> _DATASET ENTRIES_:
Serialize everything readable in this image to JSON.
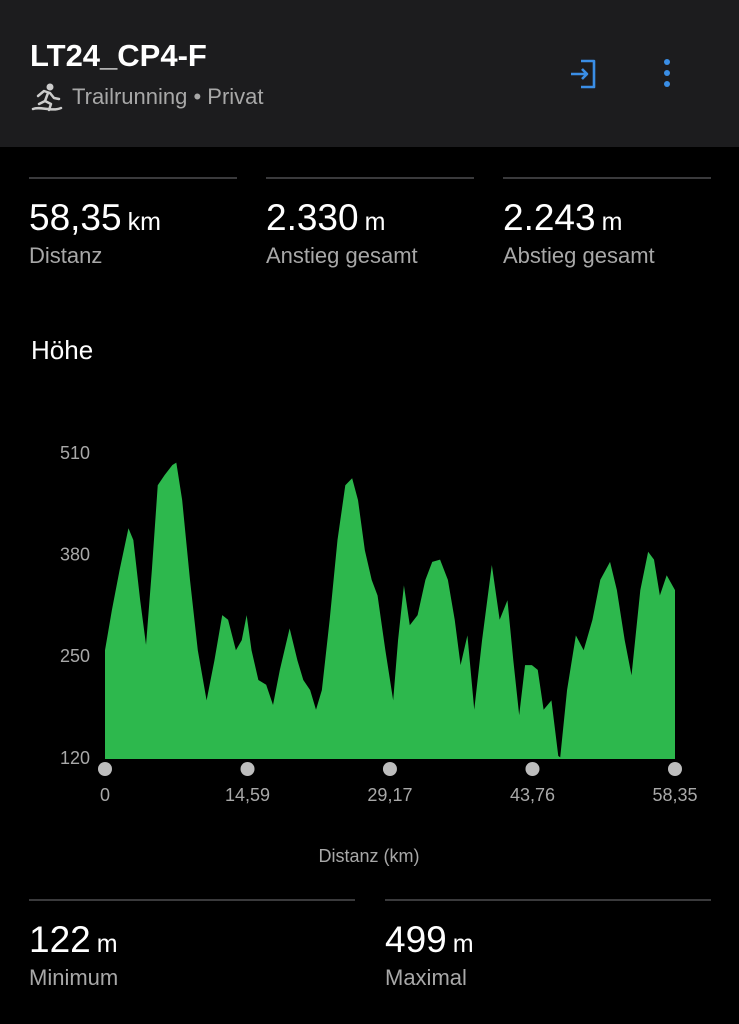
{
  "header": {
    "title": "LT24_CP4-F",
    "subtitle": "Trailrunning • Privat"
  },
  "stats": [
    {
      "value": "58,35",
      "unit": "km",
      "label": "Distanz"
    },
    {
      "value": "2.330",
      "unit": "m",
      "label": "Anstieg gesamt"
    },
    {
      "value": "2.243",
      "unit": "m",
      "label": "Abstieg gesamt"
    }
  ],
  "chart_data": {
    "type": "area",
    "title": "Höhe",
    "xlabel": "Distanz (km)",
    "color": "#2db84d",
    "x": [
      0,
      0.7,
      1.5,
      2.4,
      2.9,
      3.6,
      4.2,
      4.8,
      5.4,
      6.1,
      6.9,
      7.3,
      7.9,
      8.7,
      9.5,
      10.4,
      11.2,
      12.0,
      12.6,
      13.4,
      14.0,
      14.5,
      15.0,
      15.7,
      16.5,
      17.2,
      17.9,
      18.9,
      19.7,
      20.3,
      21.0,
      21.6,
      22.2,
      23.0,
      23.8,
      24.6,
      25.3,
      25.9,
      26.6,
      27.3,
      27.9,
      28.7,
      29.5,
      30.0,
      30.6,
      31.2,
      32.0,
      32.8,
      33.5,
      34.3,
      35.1,
      35.8,
      36.4,
      37.1,
      37.8,
      38.6,
      39.6,
      40.4,
      41.2,
      41.8,
      42.4,
      43.0,
      43.7,
      44.3,
      44.9,
      45.7,
      46.4,
      46.6,
      47.3,
      48.2,
      49.0,
      49.9,
      50.7,
      51.7,
      52.4,
      53.2,
      53.9,
      54.8,
      55.6,
      56.2,
      56.8,
      57.5,
      58.35
    ],
    "values": [
      259,
      310,
      362,
      415,
      400,
      323,
      266,
      362,
      470,
      483,
      496,
      499,
      451,
      349,
      259,
      195,
      246,
      304,
      298,
      259,
      272,
      304,
      259,
      221,
      215,
      189,
      234,
      287,
      246,
      221,
      208,
      183,
      208,
      298,
      400,
      470,
      479,
      451,
      387,
      349,
      329,
      259,
      195,
      272,
      342,
      291,
      304,
      349,
      372,
      375,
      349,
      298,
      240,
      278,
      183,
      272,
      368,
      298,
      323,
      246,
      176,
      240,
      240,
      234,
      183,
      195,
      124,
      122,
      208,
      278,
      259,
      298,
      349,
      372,
      336,
      272,
      227,
      336,
      385,
      375,
      329,
      355,
      336
    ],
    "xlim": [
      0,
      58.35
    ],
    "xticks": [
      0,
      {
        "value": 14.59,
        "label": "14,59"
      },
      {
        "value": 29.17,
        "label": "29,17"
      },
      {
        "value": 43.76,
        "label": "43,76"
      },
      {
        "value": 58.35,
        "label": "58,35"
      }
    ],
    "ylim": [
      120,
      510
    ],
    "yticks": [
      120,
      250,
      380,
      510
    ]
  },
  "extremes": [
    {
      "value": "122",
      "unit": "m",
      "label": "Minimum"
    },
    {
      "value": "499",
      "unit": "m",
      "label": "Maximal"
    }
  ]
}
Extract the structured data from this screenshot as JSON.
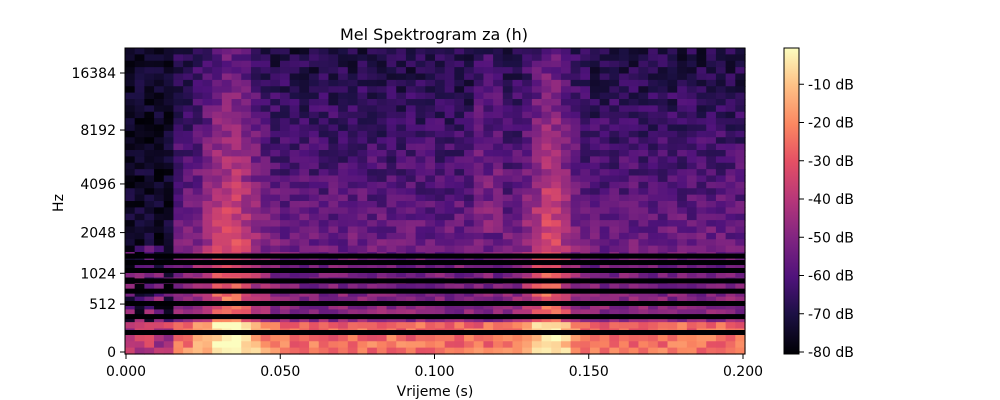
{
  "chart_data": {
    "type": "heatmap",
    "title": "Mel Spektrogram za (h)",
    "xlabel": "Vrijeme (s)",
    "ylabel": "Hz",
    "xlim": [
      0.0,
      0.2
    ],
    "x_ticks": [
      0.0,
      0.05,
      0.1,
      0.15,
      0.2
    ],
    "x_tick_labels": [
      "0.000",
      "0.050",
      "0.100",
      "0.150",
      "0.200"
    ],
    "y_scale": "mel",
    "y_ticks": [
      0,
      512,
      1024,
      2048,
      4096,
      8192,
      16384
    ],
    "y_tick_labels": [
      "0",
      "512",
      "1024",
      "2048",
      "4096",
      "8192",
      "16384"
    ],
    "colormap": "magma",
    "colorbar": {
      "ticks": [
        -10,
        -20,
        -30,
        -40,
        -50,
        -60,
        -70,
        -80
      ],
      "tick_labels": [
        "-10 dB",
        "-20 dB",
        "-30 dB",
        "-40 dB",
        "-50 dB",
        "-60 dB",
        "-70 dB",
        "-80 dB"
      ],
      "range": [
        -80,
        0
      ]
    },
    "events": [
      {
        "t_start": 0.016,
        "t_peak": 0.034,
        "level_db": -5
      },
      {
        "t_start": 0.122,
        "t_peak": 0.137,
        "level_db": -8
      }
    ],
    "silent_bands_hz": [
      1400,
      1250,
      1080,
      880,
      705,
      520,
      350,
      175
    ]
  }
}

> _WHAT THIS TASK INVOLVES_: All of the data needs repeating exactly, but the pictures do not.

> _SOLUTION FOR THIS TASK_:
Serialize everything readable in this image to JSON.
{
  "header": {
    "title": "LT24_CP4-F",
    "subtitle": "Trailrunning • Privat"
  },
  "stats": [
    {
      "value": "58,35",
      "unit": "km",
      "label": "Distanz"
    },
    {
      "value": "2.330",
      "unit": "m",
      "label": "Anstieg gesamt"
    },
    {
      "value": "2.243",
      "unit": "m",
      "label": "Abstieg gesamt"
    }
  ],
  "chart_data": {
    "type": "area",
    "title": "Höhe",
    "xlabel": "Distanz (km)",
    "color": "#2db84d",
    "x": [
      0,
      0.7,
      1.5,
      2.4,
      2.9,
      3.6,
      4.2,
      4.8,
      5.4,
      6.1,
      6.9,
      7.3,
      7.9,
      8.7,
      9.5,
      10.4,
      11.2,
      12.0,
      12.6,
      13.4,
      14.0,
      14.5,
      15.0,
      15.7,
      16.5,
      17.2,
      17.9,
      18.9,
      19.7,
      20.3,
      21.0,
      21.6,
      22.2,
      23.0,
      23.8,
      24.6,
      25.3,
      25.9,
      26.6,
      27.3,
      27.9,
      28.7,
      29.5,
      30.0,
      30.6,
      31.2,
      32.0,
      32.8,
      33.5,
      34.3,
      35.1,
      35.8,
      36.4,
      37.1,
      37.8,
      38.6,
      39.6,
      40.4,
      41.2,
      41.8,
      42.4,
      43.0,
      43.7,
      44.3,
      44.9,
      45.7,
      46.4,
      46.6,
      47.3,
      48.2,
      49.0,
      49.9,
      50.7,
      51.7,
      52.4,
      53.2,
      53.9,
      54.8,
      55.6,
      56.2,
      56.8,
      57.5,
      58.35
    ],
    "values": [
      259,
      310,
      362,
      415,
      400,
      323,
      266,
      362,
      470,
      483,
      496,
      499,
      451,
      349,
      259,
      195,
      246,
      304,
      298,
      259,
      272,
      304,
      259,
      221,
      215,
      189,
      234,
      287,
      246,
      221,
      208,
      183,
      208,
      298,
      400,
      470,
      479,
      451,
      387,
      349,
      329,
      259,
      195,
      272,
      342,
      291,
      304,
      349,
      372,
      375,
      349,
      298,
      240,
      278,
      183,
      272,
      368,
      298,
      323,
      246,
      176,
      240,
      240,
      234,
      183,
      195,
      124,
      122,
      208,
      278,
      259,
      298,
      349,
      372,
      336,
      272,
      227,
      336,
      385,
      375,
      329,
      355,
      336
    ],
    "xlim": [
      0,
      58.35
    ],
    "xticks": [
      0,
      {
        "value": 14.59,
        "label": "14,59"
      },
      {
        "value": 29.17,
        "label": "29,17"
      },
      {
        "value": 43.76,
        "label": "43,76"
      },
      {
        "value": 58.35,
        "label": "58,35"
      }
    ],
    "ylim": [
      120,
      510
    ],
    "yticks": [
      120,
      250,
      380,
      510
    ]
  },
  "extremes": [
    {
      "value": "122",
      "unit": "m",
      "label": "Minimum"
    },
    {
      "value": "499",
      "unit": "m",
      "label": "Maximal"
    }
  ]
}
Extract the structured data from this screenshot as JSON.
{
  "chart_data": {
    "type": "heatmap",
    "title": "Mel Spektrogram za (h)",
    "xlabel": "Vrijeme (s)",
    "ylabel": "Hz",
    "xlim": [
      0.0,
      0.2
    ],
    "x_ticks": [
      0.0,
      0.05,
      0.1,
      0.15,
      0.2
    ],
    "x_tick_labels": [
      "0.000",
      "0.050",
      "0.100",
      "0.150",
      "0.200"
    ],
    "y_scale": "mel",
    "y_ticks": [
      0,
      512,
      1024,
      2048,
      4096,
      8192,
      16384
    ],
    "y_tick_labels": [
      "0",
      "512",
      "1024",
      "2048",
      "4096",
      "8192",
      "16384"
    ],
    "colormap": "magma",
    "colorbar": {
      "ticks": [
        -10,
        -20,
        -30,
        -40,
        -50,
        -60,
        -70,
        -80
      ],
      "tick_labels": [
        "-10 dB",
        "-20 dB",
        "-30 dB",
        "-40 dB",
        "-50 dB",
        "-60 dB",
        "-70 dB",
        "-80 dB"
      ],
      "range": [
        -80,
        0
      ]
    },
    "events": [
      {
        "t_start": 0.016,
        "t_peak": 0.034,
        "level_db": -5
      },
      {
        "t_start": 0.122,
        "t_peak": 0.137,
        "level_db": -8
      }
    ],
    "silent_bands_hz": [
      1400,
      1250,
      1080,
      880,
      705,
      520,
      350,
      175
    ]
  }
}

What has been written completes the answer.